## GIVEN EXERCISE
Using the entries below, output exactly the line containing "What's the underlying" and all lines that follow it to the end.

[Stored data]
══════════

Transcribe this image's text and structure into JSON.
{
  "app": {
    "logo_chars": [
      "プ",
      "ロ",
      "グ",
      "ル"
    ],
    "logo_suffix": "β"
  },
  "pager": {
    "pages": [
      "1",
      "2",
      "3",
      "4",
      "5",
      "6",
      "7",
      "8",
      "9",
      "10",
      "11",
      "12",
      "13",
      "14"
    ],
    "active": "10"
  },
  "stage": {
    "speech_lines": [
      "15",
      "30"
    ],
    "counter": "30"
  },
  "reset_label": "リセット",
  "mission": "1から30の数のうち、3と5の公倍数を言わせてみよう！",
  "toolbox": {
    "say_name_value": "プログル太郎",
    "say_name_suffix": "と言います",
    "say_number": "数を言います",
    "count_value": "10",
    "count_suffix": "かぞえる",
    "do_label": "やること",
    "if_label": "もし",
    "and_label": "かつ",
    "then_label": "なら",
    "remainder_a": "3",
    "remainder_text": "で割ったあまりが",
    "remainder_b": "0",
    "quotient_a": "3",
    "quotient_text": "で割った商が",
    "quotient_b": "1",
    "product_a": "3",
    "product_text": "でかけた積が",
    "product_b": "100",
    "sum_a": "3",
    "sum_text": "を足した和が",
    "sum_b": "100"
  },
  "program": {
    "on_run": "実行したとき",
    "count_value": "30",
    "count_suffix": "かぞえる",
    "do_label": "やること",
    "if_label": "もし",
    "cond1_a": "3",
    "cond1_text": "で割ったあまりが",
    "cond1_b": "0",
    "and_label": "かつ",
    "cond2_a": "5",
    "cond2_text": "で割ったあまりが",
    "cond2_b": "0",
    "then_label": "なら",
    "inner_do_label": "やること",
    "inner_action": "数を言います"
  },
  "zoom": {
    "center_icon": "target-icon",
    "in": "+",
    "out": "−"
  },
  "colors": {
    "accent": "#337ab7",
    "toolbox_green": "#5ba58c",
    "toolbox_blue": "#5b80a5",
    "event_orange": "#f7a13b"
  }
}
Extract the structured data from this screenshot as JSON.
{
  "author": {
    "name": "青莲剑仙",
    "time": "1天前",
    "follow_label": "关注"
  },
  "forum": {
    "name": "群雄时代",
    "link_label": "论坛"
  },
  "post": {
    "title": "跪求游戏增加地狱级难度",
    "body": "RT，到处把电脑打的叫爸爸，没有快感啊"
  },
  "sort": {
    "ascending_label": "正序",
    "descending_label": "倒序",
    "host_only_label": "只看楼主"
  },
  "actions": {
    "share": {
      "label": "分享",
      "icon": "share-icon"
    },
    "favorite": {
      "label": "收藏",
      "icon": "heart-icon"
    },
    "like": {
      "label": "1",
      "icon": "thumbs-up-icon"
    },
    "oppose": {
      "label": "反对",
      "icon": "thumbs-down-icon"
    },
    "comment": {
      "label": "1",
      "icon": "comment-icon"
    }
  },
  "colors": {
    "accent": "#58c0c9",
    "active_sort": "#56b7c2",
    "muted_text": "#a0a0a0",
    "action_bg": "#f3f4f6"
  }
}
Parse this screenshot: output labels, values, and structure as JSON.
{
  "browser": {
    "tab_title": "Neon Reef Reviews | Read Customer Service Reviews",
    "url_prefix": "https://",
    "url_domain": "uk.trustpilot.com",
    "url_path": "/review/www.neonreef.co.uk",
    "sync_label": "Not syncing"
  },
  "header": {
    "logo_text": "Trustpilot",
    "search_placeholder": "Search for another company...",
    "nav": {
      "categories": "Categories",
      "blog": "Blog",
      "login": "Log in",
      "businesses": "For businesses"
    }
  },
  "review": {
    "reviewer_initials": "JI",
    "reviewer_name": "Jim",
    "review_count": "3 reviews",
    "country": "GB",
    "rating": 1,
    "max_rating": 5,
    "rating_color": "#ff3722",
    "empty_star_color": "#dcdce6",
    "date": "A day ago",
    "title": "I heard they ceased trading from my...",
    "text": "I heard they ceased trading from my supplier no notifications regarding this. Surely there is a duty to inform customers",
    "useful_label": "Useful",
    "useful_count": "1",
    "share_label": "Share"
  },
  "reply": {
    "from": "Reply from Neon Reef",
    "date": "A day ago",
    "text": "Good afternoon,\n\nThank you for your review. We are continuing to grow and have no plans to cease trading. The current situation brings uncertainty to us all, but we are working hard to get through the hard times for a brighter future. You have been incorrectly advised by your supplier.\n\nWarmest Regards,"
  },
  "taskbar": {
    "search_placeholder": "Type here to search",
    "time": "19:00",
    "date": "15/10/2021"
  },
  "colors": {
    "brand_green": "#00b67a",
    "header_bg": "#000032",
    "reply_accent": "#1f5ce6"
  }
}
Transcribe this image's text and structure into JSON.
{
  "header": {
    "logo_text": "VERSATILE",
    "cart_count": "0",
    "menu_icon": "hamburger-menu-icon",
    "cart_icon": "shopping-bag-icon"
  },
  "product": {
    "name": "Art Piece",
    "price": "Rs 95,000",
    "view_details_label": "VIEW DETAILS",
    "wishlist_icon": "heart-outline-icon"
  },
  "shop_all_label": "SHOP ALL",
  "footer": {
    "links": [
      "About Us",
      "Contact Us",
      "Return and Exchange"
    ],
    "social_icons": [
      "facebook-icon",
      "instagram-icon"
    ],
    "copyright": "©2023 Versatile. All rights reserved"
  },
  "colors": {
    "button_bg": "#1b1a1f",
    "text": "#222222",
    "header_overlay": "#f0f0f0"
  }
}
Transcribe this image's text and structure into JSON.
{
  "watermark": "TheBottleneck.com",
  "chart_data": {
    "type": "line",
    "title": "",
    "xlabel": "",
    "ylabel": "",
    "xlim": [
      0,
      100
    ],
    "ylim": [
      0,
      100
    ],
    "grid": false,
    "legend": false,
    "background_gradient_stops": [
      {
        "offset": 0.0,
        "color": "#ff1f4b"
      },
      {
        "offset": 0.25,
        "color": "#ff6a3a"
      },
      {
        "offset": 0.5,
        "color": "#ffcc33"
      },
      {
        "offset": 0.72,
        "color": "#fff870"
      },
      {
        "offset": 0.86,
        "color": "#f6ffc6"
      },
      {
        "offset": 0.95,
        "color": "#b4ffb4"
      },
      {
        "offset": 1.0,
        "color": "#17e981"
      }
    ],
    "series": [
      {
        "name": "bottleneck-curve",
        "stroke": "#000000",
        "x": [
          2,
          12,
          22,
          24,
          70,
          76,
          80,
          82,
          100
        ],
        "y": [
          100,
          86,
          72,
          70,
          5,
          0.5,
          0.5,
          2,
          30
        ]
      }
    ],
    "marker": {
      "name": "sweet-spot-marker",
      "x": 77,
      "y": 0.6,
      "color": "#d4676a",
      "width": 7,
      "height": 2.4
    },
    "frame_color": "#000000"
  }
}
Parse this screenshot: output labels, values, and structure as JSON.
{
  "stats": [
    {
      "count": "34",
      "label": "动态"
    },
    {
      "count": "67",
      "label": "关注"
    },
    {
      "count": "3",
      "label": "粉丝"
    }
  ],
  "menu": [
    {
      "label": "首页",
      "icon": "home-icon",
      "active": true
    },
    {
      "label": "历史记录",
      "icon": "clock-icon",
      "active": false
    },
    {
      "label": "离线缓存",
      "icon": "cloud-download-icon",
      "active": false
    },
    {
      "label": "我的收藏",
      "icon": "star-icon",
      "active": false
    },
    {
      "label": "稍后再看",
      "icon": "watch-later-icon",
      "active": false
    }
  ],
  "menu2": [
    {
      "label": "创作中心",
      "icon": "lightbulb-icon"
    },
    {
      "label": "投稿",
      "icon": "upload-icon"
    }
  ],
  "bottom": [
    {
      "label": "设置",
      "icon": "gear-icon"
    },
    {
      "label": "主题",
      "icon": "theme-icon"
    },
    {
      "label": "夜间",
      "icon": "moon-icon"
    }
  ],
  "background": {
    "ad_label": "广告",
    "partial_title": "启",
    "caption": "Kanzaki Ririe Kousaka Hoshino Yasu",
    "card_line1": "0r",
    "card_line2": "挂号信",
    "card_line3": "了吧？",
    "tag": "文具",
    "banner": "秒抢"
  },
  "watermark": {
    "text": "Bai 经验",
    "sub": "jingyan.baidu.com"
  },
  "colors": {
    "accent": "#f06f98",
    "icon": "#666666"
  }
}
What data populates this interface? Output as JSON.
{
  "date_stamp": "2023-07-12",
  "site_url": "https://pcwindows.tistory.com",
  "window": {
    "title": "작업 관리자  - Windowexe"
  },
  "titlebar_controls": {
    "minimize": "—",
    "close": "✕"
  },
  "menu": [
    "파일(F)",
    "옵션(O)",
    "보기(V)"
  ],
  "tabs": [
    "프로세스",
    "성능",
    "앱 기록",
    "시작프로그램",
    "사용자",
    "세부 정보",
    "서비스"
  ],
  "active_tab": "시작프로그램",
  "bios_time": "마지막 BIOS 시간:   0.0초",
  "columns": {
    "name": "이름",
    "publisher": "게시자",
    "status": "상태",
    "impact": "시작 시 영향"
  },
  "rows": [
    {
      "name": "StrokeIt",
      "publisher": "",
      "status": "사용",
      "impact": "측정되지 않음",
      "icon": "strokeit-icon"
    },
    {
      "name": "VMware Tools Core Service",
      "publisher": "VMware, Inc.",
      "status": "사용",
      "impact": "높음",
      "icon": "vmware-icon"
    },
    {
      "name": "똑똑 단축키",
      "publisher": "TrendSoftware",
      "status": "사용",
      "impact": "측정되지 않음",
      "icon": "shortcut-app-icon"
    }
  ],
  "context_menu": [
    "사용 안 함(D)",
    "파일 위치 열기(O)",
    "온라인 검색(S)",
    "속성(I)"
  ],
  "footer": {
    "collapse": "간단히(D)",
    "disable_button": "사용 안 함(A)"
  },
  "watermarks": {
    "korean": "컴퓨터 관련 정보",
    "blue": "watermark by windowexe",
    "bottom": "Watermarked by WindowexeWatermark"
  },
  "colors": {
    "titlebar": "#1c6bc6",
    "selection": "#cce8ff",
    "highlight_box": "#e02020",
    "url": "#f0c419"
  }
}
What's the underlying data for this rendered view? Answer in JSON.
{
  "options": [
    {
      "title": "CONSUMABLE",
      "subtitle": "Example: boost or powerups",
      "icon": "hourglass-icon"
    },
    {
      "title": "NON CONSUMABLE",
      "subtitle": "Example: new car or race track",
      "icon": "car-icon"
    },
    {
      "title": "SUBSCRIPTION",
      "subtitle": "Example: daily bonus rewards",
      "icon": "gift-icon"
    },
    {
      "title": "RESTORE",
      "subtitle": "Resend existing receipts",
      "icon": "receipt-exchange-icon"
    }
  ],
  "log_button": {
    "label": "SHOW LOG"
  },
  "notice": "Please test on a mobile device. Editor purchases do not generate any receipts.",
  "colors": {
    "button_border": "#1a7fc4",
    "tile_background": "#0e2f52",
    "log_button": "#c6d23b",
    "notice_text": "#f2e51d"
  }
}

══════════

## SOLUTION TO THIS EXERCISE
What's the underlying data for this rendered view? Answer in JSON.
{
  "options": [
    {
      "title": "CONSUMABLE",
      "subtitle": "Example: boost or powerups",
      "icon": "hourglass-icon"
    },
    {
      "title": "NON CONSUMABLE",
      "subtitle": "Example: new car or race track",
      "icon": "car-icon"
    },
    {
      "title": "SUBSCRIPTION",
      "subtitle": "Example: daily bonus rewards",
      "icon": "gift-icon"
    },
    {
      "title": "RESTORE",
      "subtitle": "Resend existing receipts",
      "icon": "receipt-exchange-icon"
    }
  ],
  "log_button": {
    "label": "SHOW LOG"
  },
  "notice": "Please test on a mobile device. Editor purchases do not generate any receipts.",
  "colors": {
    "button_border": "#1a7fc4",
    "tile_background": "#0e2f52",
    "log_button": "#c6d23b",
    "notice_text": "#f2e51d"
  }
}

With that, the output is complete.